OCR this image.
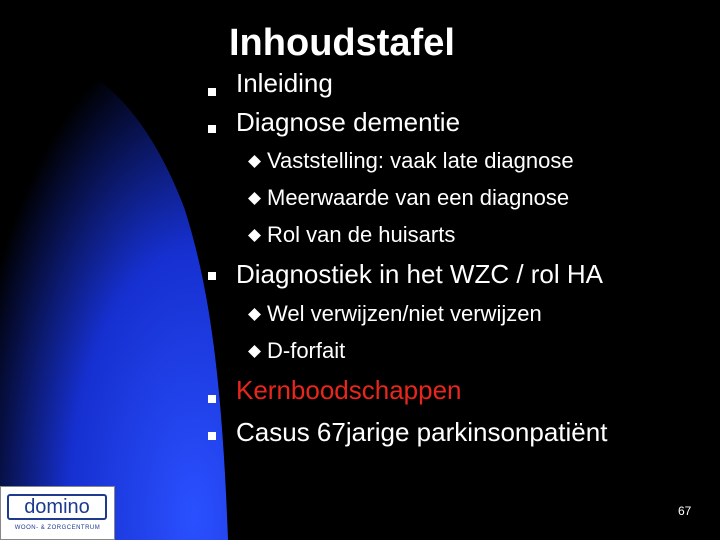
Inhoudstafel
Inleiding
Diagnose dementie
Vaststelling: vaak late diagnose
Meerwaarde van een diagnose
Rol van de huisarts
Diagnostiek in het WZC / rol HA
Wel verwijzen/niet verwijzen
D-forfait
Kernboodschappen
Casus 67jarige parkinsonpatiënt
domino
WOON- & ZORGCENTRUM
67
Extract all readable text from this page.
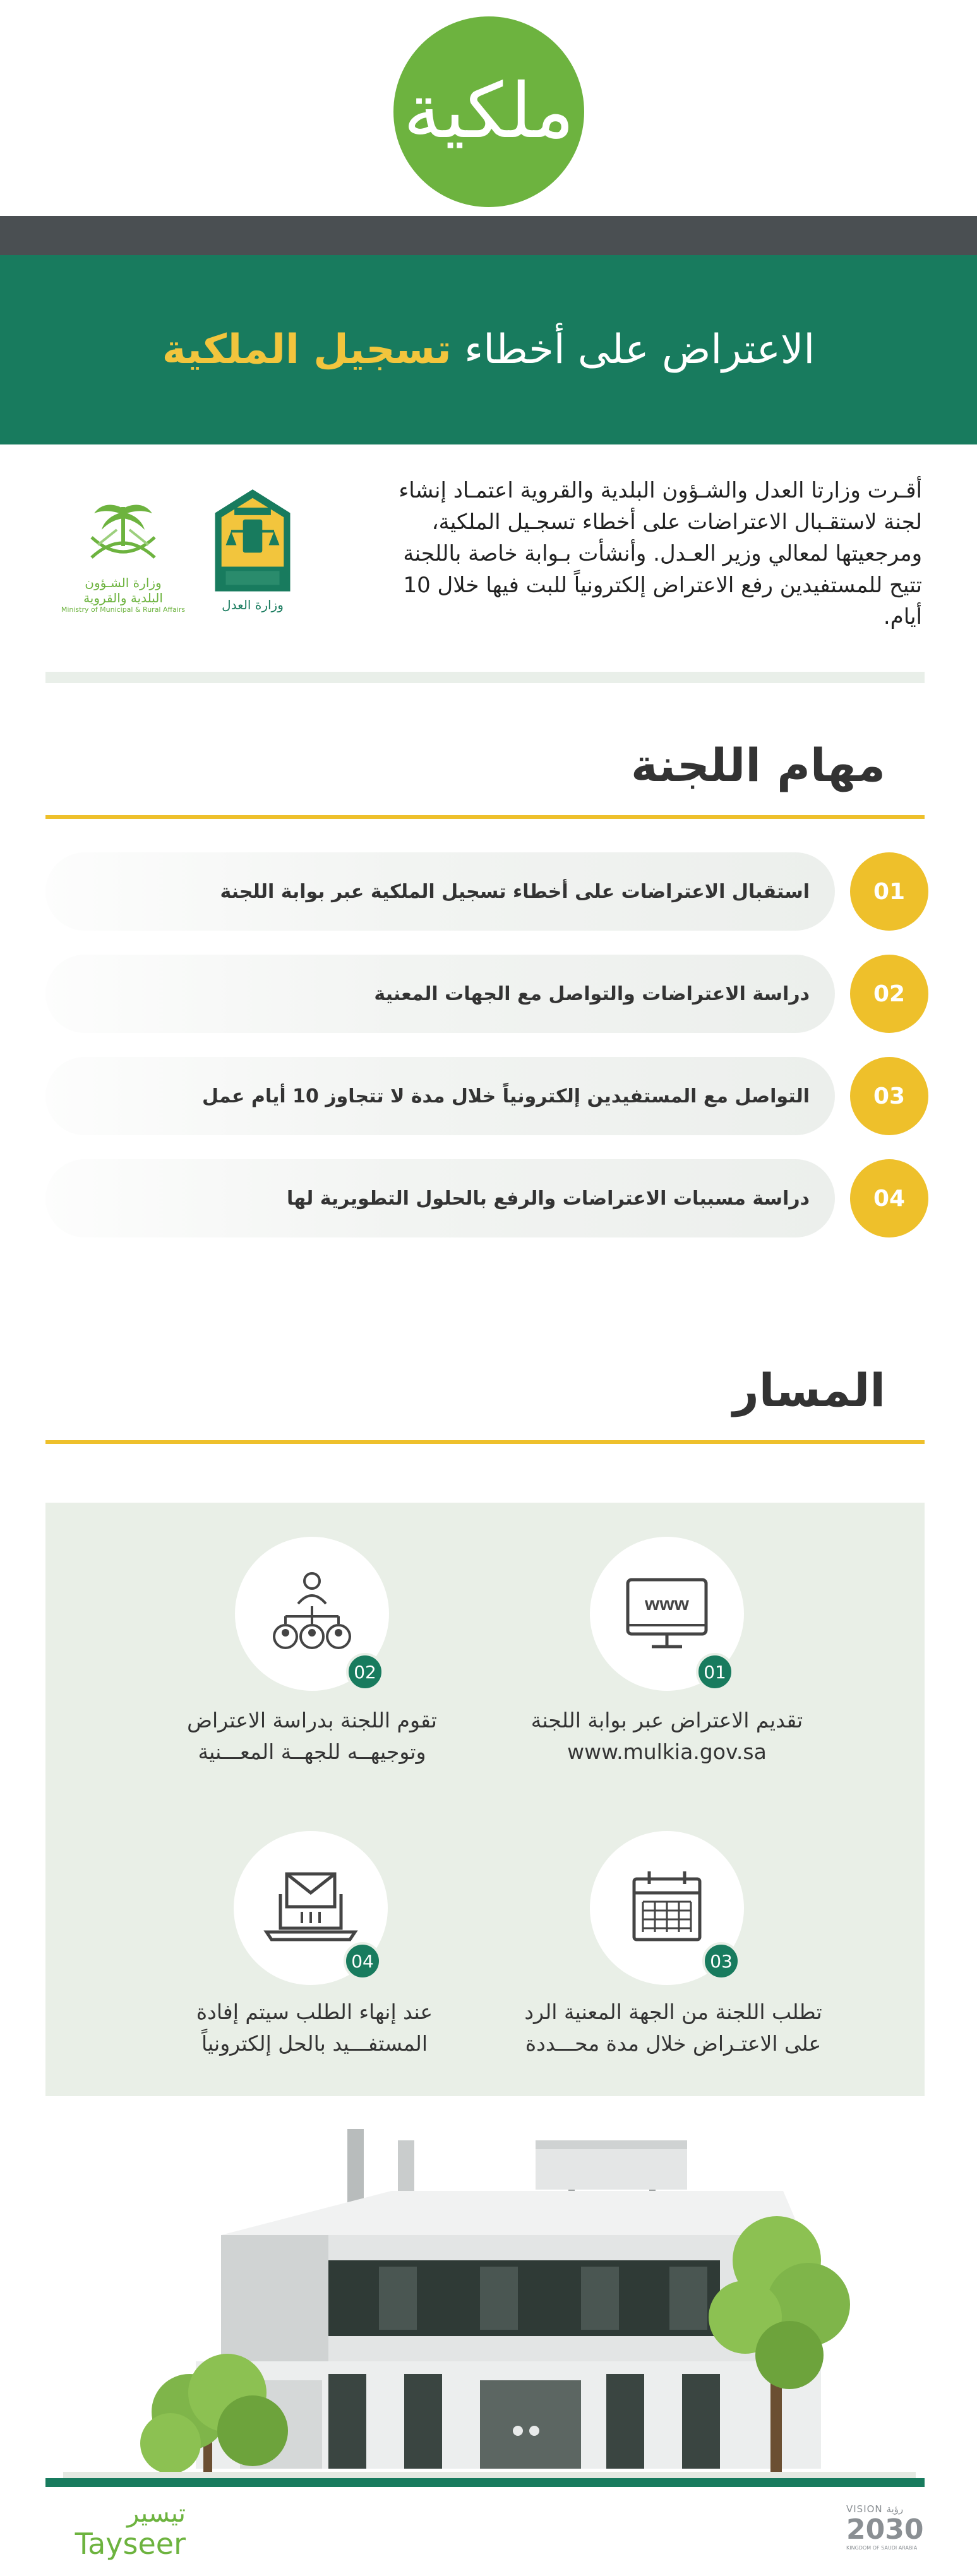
ملكية
الاعتراض على أخطاء تسجيل الملكية

أقـرت وزارتا العدل والشـؤون البلدية والقروية اعتمـاد إنشاء لجنة لاستقـبال الاعتراضات على أخطاء تسجـيل الملكية، ومرجعيتها لمعالي وزير العـدل. وأنشأت بـوابة خاصة باللجنة تتيح للمستفيدين رفع الاعتراض إلكترونياً للبت فيها خلال 10 أيام.

وزارة العدل
وزارة الشـؤون
البلدية والقروية
Ministry of Municipal & Rural Affairs
مهام اللجنة
استقبال الاعتراضات على أخطاء تسجيل الملكية عبر بوابة اللجنة	01
دراسة الاعتراضات والتواصل مع الجهات المعنية	02
التواصل مع المستفيدين إلكترونياً خلال مدة لا تتجاوز 10 أيام عمل	03
دراسة مسببات الاعتراضات والرفع بالحلول التطويرية لها	04
المسار
www
01
تقديم الاعتراض عبر بوابة اللجنة
www.mulkia.gov.sa
02
تقوم اللجنة بدراسة الاعتراض
وتوجيهــه للجهــة المعـــنية
03
تطلب اللجنة من الجهة المعنية الرد
على الاعتـراض خلال مدة محـــددة
04
عند إنهاء الطلب سيتم إفادة
المستفـــيد بالحل إلكترونياً
تيسير
Tayseer
VISION رؤية
2030
KINGDOM OF SAUDI ARABIA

################

» Stated task
Copy everything in the records above except the pictures, exactly as written.

» Full answer
OCR this image.
Inhoudstafel
Inleiding
Diagnose dementie
Vaststelling: vaak late diagnose
Meerwaarde van een diagnose
Rol van de huisarts
Diagnostiek in het WZC / rol HA
Wel verwijzen/niet verwijzen
D-forfait
Kernboodschappen
Casus 67jarige parkinsonpatiënt
domino
WOON- & ZORGCENTRUM
67
Extract all readable text from this page.
ملكية
الاعتراض على أخطاء تسجيل الملكية

أقـرت وزارتا العدل والشـؤون البلدية والقروية اعتمـاد إنشاء لجنة لاستقـبال الاعتراضات على أخطاء تسجـيل الملكية، ومرجعيتها لمعالي وزير العـدل. وأنشأت بـوابة خاصة باللجنة تتيح للمستفيدين رفع الاعتراض إلكترونياً للبت فيها خلال 10 أيام.

وزارة العدل
وزارة الشـؤون
البلدية والقروية
Ministry of Municipal & Rural Affairs
مهام اللجنة
استقبال الاعتراضات على أخطاء تسجيل الملكية عبر بوابة اللجنة	01
دراسة الاعتراضات والتواصل مع الجهات المعنية	02
التواصل مع المستفيدين إلكترونياً خلال مدة لا تتجاوز 10 أيام عمل	03
دراسة مسببات الاعتراضات والرفع بالحلول التطويرية لها	04
المسار
www
01
تقديم الاعتراض عبر بوابة اللجنة
www.mulkia.gov.sa
02
تقوم اللجنة بدراسة الاعتراض
وتوجيهــه للجهــة المعـــنية
03
تطلب اللجنة من الجهة المعنية الرد
على الاعتـراض خلال مدة محـــددة
04
عند إنهاء الطلب سيتم إفادة
المستفـــيد بالحل إلكترونياً
تيسير
Tayseer
VISION رؤية
2030
KINGDOM OF SAUDI ARABIA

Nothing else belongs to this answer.